> **Your instructions**
Filter the records below and copy every line containing the word "text".

_ _ _ _ _ _ _

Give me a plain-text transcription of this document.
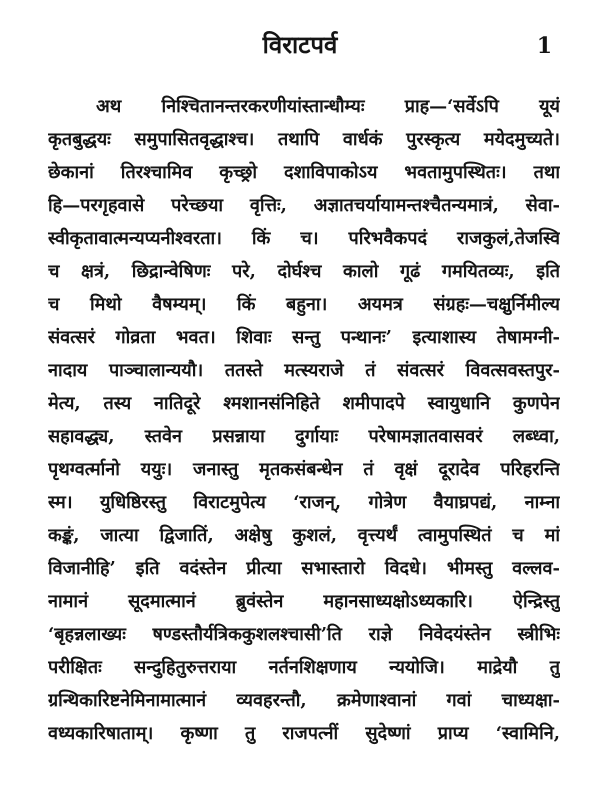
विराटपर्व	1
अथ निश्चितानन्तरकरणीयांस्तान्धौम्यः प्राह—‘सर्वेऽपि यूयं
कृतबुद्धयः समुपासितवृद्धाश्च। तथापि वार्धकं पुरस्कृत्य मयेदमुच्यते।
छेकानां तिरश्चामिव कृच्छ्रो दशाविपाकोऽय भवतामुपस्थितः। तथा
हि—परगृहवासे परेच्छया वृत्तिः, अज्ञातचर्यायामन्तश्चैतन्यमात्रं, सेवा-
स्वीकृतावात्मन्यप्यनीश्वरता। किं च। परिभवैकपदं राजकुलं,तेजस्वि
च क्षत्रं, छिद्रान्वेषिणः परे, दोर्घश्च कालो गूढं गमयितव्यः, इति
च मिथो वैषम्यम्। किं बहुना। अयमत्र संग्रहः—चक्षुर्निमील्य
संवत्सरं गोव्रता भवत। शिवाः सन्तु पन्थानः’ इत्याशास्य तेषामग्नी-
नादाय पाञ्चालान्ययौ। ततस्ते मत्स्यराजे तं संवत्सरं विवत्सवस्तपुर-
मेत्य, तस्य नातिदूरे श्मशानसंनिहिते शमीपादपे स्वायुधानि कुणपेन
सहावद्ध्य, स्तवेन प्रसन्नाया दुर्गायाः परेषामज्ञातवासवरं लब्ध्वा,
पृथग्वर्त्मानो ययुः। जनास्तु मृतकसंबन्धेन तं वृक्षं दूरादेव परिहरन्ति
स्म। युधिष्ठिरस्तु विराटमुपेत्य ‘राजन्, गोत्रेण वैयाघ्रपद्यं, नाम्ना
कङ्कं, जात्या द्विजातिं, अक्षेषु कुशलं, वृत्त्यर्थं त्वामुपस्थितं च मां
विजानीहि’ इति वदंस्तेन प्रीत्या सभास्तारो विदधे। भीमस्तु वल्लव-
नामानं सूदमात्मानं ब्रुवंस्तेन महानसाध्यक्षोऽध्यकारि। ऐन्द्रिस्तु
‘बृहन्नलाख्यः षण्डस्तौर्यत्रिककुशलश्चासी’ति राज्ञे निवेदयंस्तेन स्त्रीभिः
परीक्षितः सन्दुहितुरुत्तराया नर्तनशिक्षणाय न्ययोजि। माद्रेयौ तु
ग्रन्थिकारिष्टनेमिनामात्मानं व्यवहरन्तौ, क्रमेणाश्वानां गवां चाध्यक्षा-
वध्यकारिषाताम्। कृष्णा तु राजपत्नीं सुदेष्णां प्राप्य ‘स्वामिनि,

_ _ _ _ _ _ _

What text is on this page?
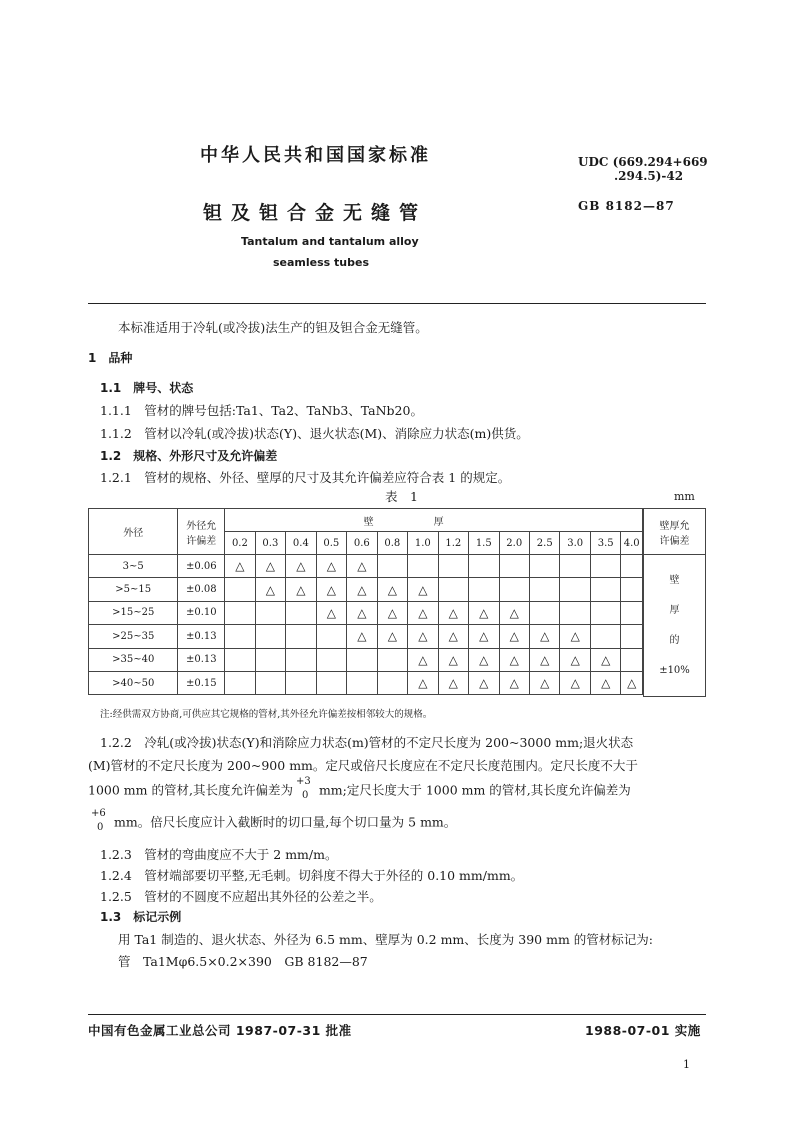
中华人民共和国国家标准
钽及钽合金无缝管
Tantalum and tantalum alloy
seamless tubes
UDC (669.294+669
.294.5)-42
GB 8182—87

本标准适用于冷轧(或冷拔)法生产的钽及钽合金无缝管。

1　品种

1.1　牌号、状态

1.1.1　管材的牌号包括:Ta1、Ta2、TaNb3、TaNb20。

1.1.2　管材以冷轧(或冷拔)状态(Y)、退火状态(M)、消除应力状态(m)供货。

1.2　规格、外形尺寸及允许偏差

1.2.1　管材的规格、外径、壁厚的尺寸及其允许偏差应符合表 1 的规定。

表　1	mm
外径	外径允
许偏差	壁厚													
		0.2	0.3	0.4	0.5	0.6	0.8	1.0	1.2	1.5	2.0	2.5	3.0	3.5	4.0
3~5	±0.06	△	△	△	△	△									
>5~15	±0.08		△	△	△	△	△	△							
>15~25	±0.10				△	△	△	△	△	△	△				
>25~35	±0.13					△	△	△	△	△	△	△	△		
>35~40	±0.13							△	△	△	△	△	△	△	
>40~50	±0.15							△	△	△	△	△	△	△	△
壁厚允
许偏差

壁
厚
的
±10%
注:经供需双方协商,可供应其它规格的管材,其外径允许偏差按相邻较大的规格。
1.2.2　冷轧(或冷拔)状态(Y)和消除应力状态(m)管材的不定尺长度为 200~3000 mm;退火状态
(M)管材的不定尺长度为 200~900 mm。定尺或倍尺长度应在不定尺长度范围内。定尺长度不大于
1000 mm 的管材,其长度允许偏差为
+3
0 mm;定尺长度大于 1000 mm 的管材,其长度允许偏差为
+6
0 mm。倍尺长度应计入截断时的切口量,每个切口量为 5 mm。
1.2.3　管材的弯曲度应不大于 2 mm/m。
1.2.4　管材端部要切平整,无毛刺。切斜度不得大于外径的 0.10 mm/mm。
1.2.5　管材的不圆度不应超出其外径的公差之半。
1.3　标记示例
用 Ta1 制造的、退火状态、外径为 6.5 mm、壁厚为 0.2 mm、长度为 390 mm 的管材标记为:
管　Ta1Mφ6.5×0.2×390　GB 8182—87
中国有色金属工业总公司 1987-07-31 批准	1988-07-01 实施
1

_ _ _ _ _ _ _

> **Solution to the exercise**
Give me a plain-text transcription of this document.
What text is on this page?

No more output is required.